Dataset entries on figures:
╭──

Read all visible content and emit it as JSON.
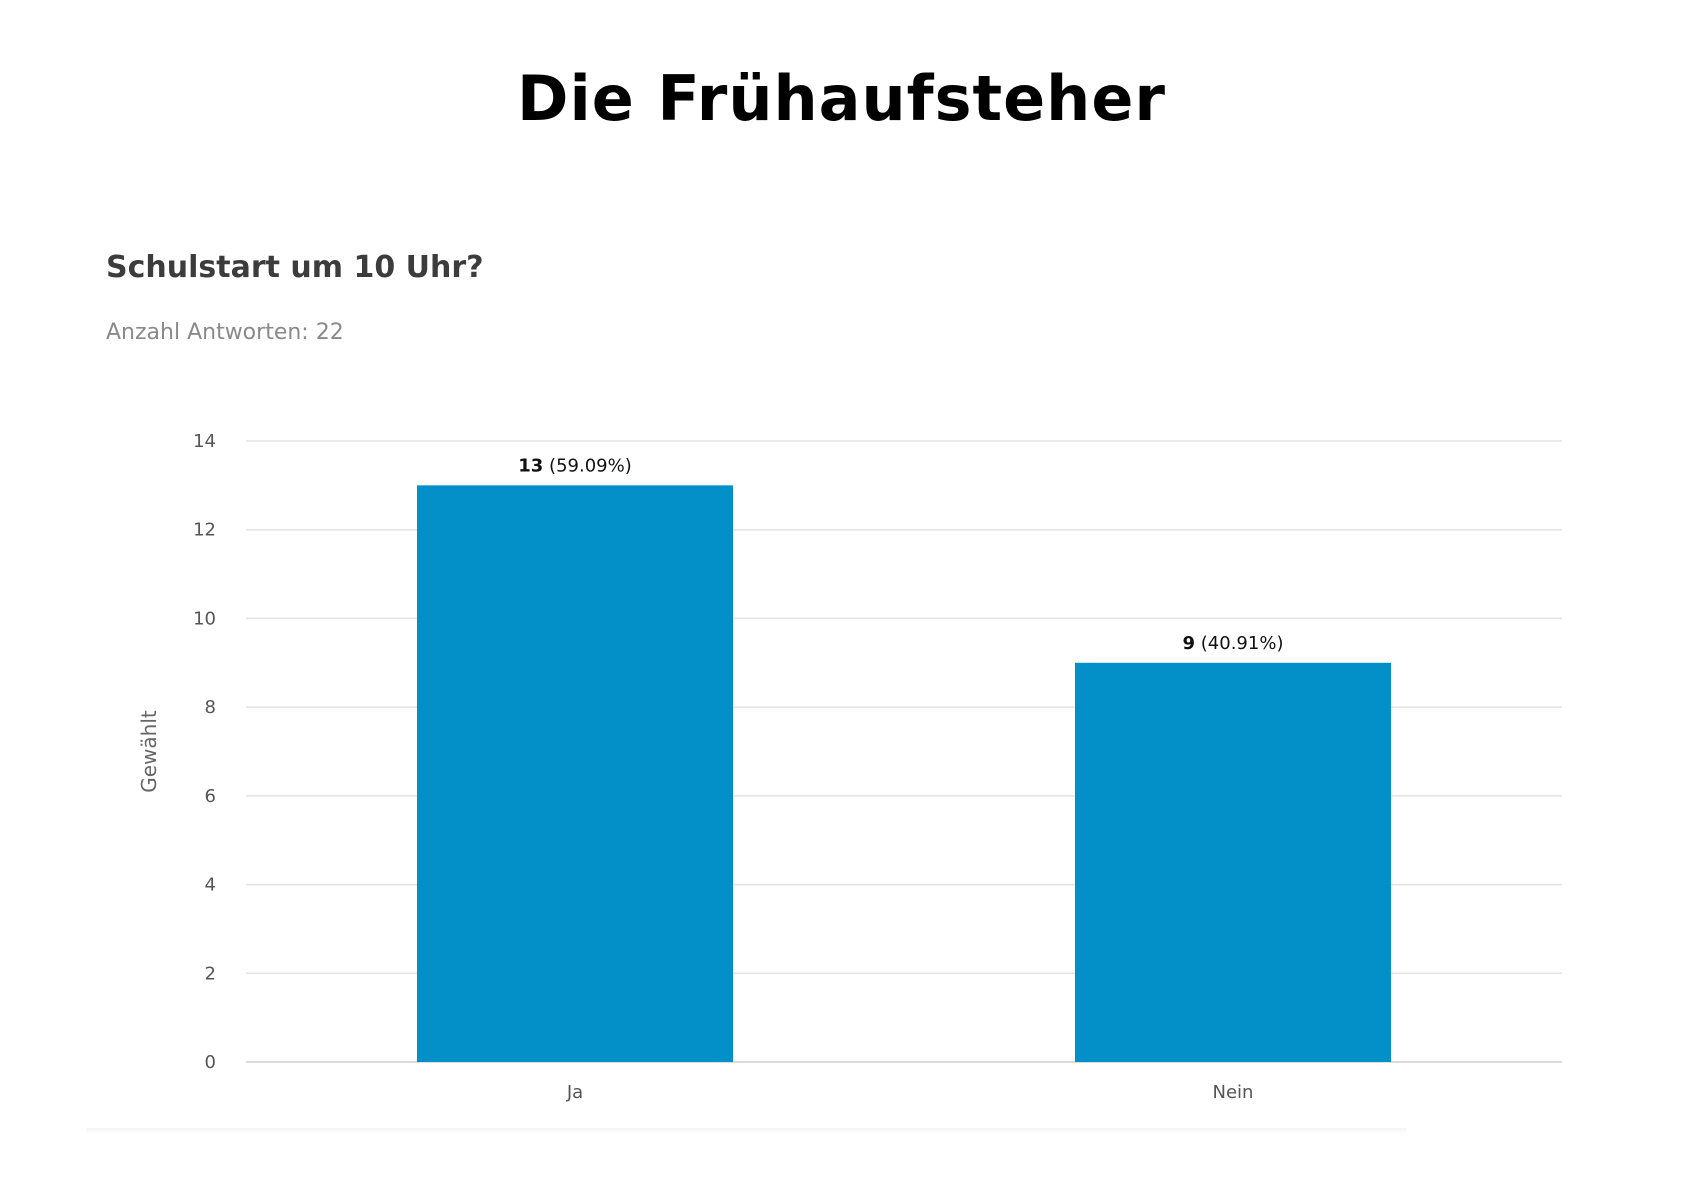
{
  "page": {
    "title": "Die Frühaufsteher"
  },
  "chart_data": {
    "type": "bar",
    "title": "Schulstart um 10 Uhr?",
    "subtitle": "Anzahl Antworten: 22",
    "categories": [
      "Ja",
      "Nein"
    ],
    "values": [
      13,
      9
    ],
    "value_labels": [
      {
        "count": "13",
        "percent": " (59.09%)"
      },
      {
        "count": "9",
        "percent": " (40.91%)"
      }
    ],
    "ylabel": "Gewählt",
    "xlabel": "",
    "ylim": [
      0,
      14
    ],
    "yticks": [
      0,
      2,
      4,
      6,
      8,
      10,
      12,
      14
    ],
    "grid": true,
    "bar_color": "#038FC8"
  }
}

╰──

**Set problem:**
Images must not appear in the copy; reproduce everything else in the records verbatim.

**The answer:**
Read all visible content and emit it as JSON.
{
  "page": {
    "title": "Die Frühaufsteher"
  },
  "chart_data": {
    "type": "bar",
    "title": "Schulstart um 10 Uhr?",
    "subtitle": "Anzahl Antworten: 22",
    "categories": [
      "Ja",
      "Nein"
    ],
    "values": [
      13,
      9
    ],
    "value_labels": [
      {
        "count": "13",
        "percent": " (59.09%)"
      },
      {
        "count": "9",
        "percent": " (40.91%)"
      }
    ],
    "ylabel": "Gewählt",
    "xlabel": "",
    "ylim": [
      0,
      14
    ],
    "yticks": [
      0,
      2,
      4,
      6,
      8,
      10,
      12,
      14
    ],
    "grid": true,
    "bar_color": "#038FC8"
  }
}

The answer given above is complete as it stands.